Reputation: 1453
My project is in c++11, using vs2012. Right now I don't feel the need of using custom memory management but, what arrangements should I take in order to facilitate an eventual future modification?
I thought of using a macro for "new"/"new[]"/"delete"/"delete[]" and typedefs for containers and smart pointers.
What are the best practises?
Upvotes: 5
Views: 298
Reputation: 2491
From my point of view, all you have to do is basically decide on a certain convention that you will use throughout your implementation. A good template for making your architecture allocator aware is to look on how this is achieved for the STL containers and try to design you data structures like them. If you look for example on the std::vector
interface the second parameter to this container is always the Allocator type. The Allocator has to follow a certain interface that will allow easy replacing of the default allocator implementation by a custom one.
But coming back to code that you write: In a project that I work on we defined it like follows. For an object that is supposed to consume large amounts of memory we define a templated super class that allows to specify a custom allocator.
template<class AllocatedClass, typename Allocator=std::allocator<AllocatedClass>
class AbstractMyClass {
public:
static void *operator new(size_t sz){ /*...*/ }
static void operator delete(void *p){ /*...*/ }
};
Now, if you define a subclass of this you would:
class MyClass : public AbstractMyClass<MyClass> {
};
Thus the new object MyClass
will use the specified allocator of the parent class. If you now implement you own allocator you can simply replace either the default template parameter in the super class or you can specify it explicitly in your sub-class.

* _Information given_

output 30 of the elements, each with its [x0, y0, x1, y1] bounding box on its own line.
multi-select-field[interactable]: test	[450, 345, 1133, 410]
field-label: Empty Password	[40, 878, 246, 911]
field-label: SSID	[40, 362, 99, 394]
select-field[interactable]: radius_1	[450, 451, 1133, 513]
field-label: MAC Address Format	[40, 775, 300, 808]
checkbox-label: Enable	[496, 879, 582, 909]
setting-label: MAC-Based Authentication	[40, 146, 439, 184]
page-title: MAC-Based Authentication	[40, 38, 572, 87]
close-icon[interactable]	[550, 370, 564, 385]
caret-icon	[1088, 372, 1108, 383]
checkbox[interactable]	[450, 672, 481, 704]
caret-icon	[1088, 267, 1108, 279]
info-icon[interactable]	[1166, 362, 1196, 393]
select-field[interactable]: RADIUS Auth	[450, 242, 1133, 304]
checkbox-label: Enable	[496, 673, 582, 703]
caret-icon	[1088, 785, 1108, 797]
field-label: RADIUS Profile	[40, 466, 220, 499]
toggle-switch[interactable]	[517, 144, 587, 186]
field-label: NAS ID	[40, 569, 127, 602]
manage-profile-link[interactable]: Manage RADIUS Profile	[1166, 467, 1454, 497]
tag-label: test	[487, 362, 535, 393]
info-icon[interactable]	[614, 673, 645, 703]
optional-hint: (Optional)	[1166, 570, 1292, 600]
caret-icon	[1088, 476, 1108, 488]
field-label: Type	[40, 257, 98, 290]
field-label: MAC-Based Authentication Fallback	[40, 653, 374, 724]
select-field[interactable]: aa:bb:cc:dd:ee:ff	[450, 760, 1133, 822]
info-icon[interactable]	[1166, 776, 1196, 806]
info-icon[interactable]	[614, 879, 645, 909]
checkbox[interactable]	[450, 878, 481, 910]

* _Study questions_
[A] In the memory management discussion, what does the answer say the second parameter of std::vector always is?
[B] List every operator for which the asker in the memory management discussion considered using a macro.
[C] Decide whether each statement agrees with the memory management discussion. Give yes or no and quote the deciding words.
(i) The asker currently needs custom memory management.
(ii) In the answerer's project, a templated super class is defined for objects meant to consume large amounts of memory.
(iii) A subclass can specify its allocator explicitly.

* _Written answers_
[A] The Allocator type.

[B] "new", "new[]", "delete", "delete[]"

[C]
(i) No: "Right now I don't feel the need of using custom memory management"
(ii) Yes: "For an object that is supposed to consume large amounts of memory we define a templated super class that allows to specify a custom allocator."
(iii) Yes: "you can specify it explicitly in your sub-class"